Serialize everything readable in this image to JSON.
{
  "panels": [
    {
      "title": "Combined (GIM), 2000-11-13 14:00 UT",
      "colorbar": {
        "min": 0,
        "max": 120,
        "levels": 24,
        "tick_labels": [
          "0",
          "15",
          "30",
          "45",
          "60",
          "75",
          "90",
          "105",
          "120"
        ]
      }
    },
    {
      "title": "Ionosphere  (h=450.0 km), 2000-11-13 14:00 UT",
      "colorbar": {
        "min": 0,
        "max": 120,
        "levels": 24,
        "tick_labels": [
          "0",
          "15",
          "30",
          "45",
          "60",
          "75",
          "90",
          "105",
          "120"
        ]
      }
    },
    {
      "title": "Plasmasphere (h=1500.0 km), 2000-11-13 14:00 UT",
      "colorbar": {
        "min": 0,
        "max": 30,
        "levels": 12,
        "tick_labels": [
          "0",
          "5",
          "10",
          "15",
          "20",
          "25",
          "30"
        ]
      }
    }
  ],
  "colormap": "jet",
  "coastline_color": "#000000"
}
* * *
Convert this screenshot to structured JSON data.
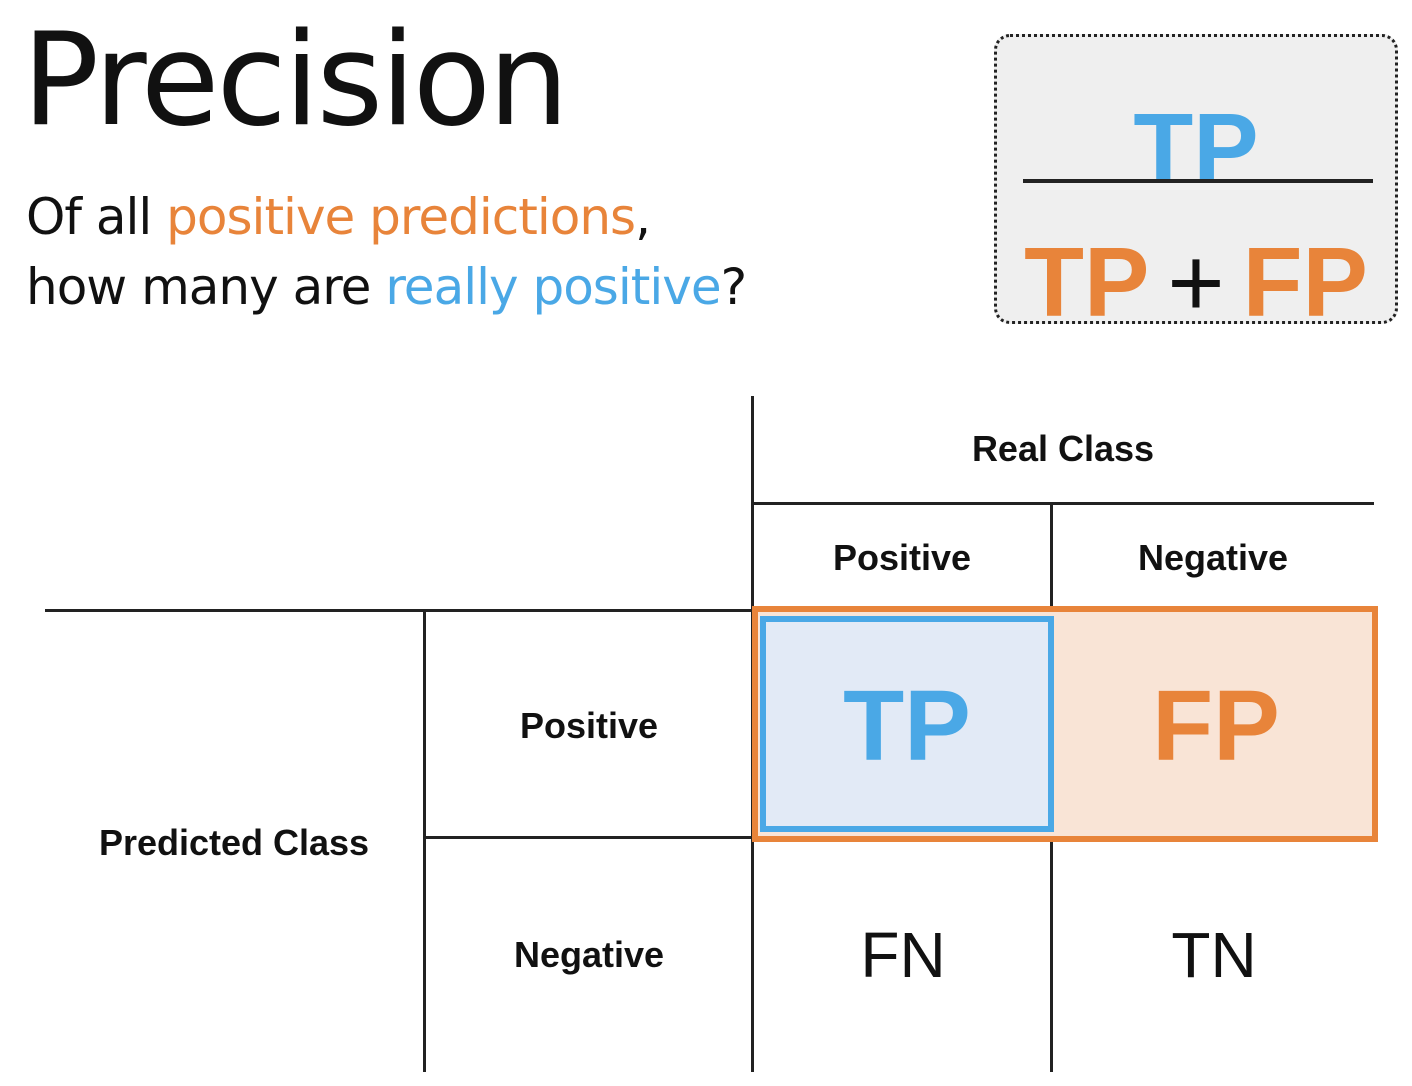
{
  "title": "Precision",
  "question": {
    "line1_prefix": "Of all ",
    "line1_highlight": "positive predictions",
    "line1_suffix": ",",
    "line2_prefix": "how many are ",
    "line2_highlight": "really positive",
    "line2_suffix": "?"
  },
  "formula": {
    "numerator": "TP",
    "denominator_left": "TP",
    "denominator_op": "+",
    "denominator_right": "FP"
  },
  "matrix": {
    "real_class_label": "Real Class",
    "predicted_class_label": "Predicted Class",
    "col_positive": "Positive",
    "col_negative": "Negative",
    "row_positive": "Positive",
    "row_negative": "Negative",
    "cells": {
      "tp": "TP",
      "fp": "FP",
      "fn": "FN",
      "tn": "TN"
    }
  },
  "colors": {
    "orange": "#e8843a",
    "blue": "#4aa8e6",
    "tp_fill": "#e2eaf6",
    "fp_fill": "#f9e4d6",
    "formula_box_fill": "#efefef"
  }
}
---
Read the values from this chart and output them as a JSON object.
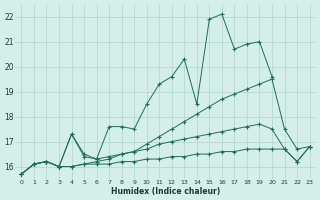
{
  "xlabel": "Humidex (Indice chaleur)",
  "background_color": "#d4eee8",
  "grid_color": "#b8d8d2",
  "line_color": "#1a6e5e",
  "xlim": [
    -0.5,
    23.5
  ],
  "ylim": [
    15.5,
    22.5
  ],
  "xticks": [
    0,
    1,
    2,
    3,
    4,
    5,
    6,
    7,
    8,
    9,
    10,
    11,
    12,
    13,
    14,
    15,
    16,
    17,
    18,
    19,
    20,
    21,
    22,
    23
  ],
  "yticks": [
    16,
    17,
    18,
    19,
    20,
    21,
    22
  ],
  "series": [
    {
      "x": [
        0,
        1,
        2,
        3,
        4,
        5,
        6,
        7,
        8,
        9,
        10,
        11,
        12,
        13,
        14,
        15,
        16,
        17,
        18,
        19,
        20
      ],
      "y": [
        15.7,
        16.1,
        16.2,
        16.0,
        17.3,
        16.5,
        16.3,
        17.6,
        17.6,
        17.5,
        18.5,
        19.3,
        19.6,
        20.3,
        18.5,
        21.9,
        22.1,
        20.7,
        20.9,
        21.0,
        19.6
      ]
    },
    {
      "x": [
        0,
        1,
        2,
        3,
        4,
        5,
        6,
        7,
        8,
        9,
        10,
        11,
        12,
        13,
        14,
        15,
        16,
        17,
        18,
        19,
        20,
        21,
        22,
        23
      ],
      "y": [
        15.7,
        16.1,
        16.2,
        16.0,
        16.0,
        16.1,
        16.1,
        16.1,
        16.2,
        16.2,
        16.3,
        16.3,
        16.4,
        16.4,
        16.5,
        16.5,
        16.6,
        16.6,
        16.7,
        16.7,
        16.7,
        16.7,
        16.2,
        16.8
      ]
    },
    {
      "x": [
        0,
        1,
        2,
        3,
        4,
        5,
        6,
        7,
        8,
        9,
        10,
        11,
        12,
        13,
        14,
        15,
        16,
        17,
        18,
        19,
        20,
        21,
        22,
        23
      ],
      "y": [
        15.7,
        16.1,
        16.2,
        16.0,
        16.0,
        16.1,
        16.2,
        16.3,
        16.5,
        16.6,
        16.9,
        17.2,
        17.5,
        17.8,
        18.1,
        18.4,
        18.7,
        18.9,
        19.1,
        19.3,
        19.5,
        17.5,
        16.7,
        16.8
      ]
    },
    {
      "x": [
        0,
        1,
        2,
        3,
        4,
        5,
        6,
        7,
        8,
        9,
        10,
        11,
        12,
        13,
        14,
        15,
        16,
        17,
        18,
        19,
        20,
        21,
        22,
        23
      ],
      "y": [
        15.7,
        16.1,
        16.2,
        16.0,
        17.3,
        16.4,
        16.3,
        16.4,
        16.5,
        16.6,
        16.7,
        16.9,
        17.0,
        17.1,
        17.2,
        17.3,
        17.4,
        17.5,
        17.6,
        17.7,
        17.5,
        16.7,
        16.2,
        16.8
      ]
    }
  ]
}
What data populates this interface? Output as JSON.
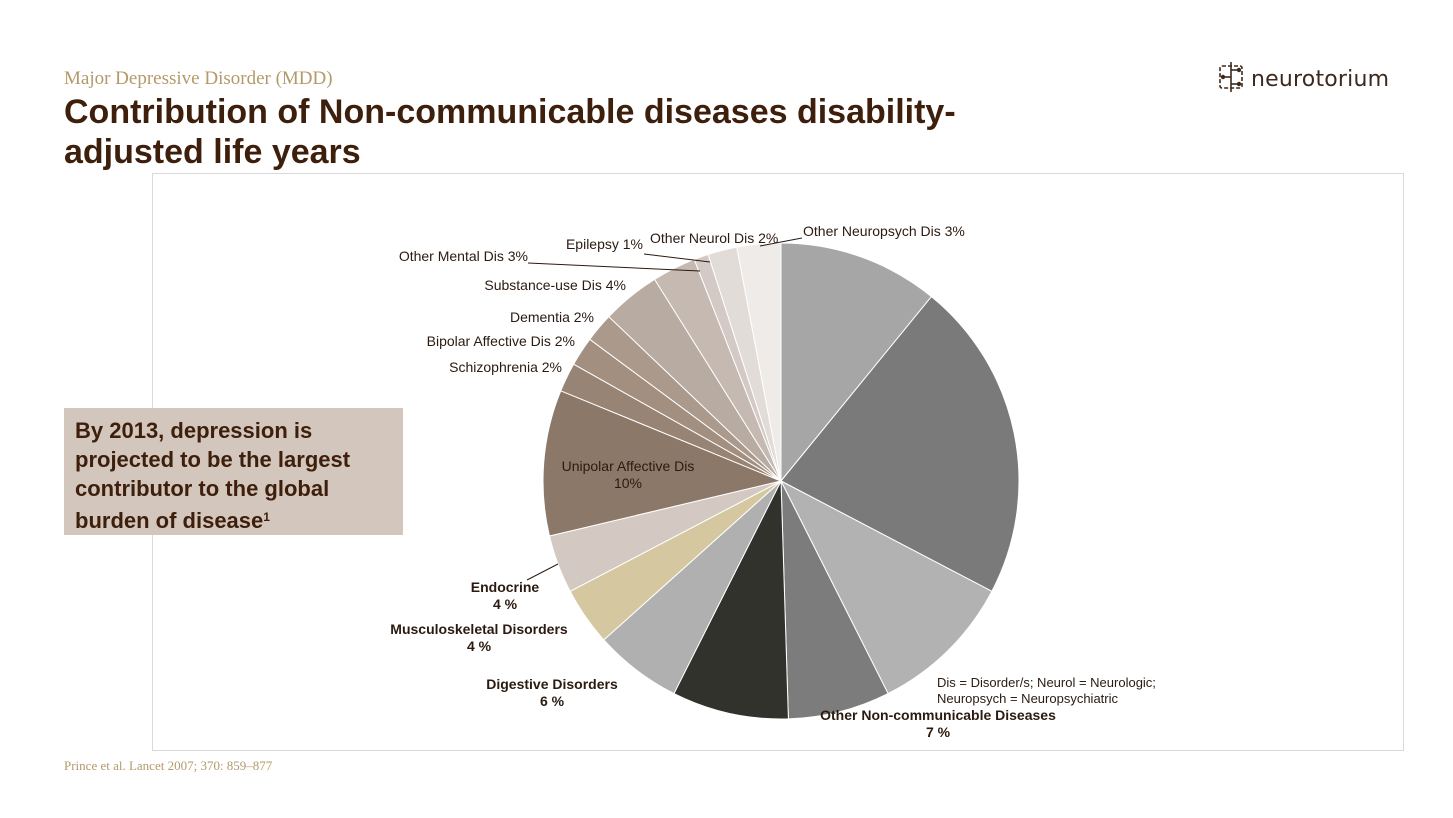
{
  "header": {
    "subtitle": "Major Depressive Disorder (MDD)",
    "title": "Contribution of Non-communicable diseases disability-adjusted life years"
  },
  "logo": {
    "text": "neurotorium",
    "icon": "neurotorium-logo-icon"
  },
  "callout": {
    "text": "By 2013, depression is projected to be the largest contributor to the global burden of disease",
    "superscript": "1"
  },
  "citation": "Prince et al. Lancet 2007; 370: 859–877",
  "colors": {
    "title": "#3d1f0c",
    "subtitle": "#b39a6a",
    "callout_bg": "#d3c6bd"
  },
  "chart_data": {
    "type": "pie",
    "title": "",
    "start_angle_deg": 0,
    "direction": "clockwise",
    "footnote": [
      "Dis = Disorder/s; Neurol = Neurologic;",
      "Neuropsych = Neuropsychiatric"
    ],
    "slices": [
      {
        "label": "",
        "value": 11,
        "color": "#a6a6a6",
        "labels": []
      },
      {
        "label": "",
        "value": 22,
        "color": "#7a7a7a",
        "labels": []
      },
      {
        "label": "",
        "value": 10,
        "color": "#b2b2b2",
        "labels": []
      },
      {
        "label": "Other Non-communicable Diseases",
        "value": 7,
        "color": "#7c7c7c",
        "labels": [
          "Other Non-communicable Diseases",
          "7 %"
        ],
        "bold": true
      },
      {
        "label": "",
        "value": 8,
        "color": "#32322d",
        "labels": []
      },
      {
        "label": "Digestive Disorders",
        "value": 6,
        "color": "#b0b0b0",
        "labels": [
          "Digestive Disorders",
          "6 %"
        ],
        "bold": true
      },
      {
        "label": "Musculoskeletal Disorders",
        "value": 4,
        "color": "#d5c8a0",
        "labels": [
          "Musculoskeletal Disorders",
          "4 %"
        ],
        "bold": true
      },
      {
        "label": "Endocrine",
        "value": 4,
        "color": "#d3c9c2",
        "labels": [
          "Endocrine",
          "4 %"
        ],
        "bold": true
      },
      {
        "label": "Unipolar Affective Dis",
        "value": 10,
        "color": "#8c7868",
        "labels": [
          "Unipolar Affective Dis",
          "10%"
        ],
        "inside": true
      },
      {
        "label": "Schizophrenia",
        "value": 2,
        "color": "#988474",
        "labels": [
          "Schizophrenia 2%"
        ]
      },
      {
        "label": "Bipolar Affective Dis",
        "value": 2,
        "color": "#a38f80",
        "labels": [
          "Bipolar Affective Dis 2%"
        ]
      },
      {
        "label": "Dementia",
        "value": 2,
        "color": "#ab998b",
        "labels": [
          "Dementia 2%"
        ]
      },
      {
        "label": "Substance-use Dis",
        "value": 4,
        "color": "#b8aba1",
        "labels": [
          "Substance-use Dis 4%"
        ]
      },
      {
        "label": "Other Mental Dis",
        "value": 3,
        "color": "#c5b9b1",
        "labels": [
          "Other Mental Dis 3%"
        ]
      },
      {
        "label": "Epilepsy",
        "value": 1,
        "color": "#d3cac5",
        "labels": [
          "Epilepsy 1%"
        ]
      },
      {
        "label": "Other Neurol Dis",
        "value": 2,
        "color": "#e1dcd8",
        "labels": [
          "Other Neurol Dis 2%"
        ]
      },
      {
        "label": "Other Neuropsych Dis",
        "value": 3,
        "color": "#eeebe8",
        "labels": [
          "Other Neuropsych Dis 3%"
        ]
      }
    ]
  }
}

§ EXERCISE AIM
Copy out each line of the listing that holds "communicable".

§ REPLY TO THE EXERCISE
    "title": "Contribution of Non-communicable diseases disability-adjusted life years"
        "label": "Other Non-communicable Diseases",
          "Other Non-communicable Diseases",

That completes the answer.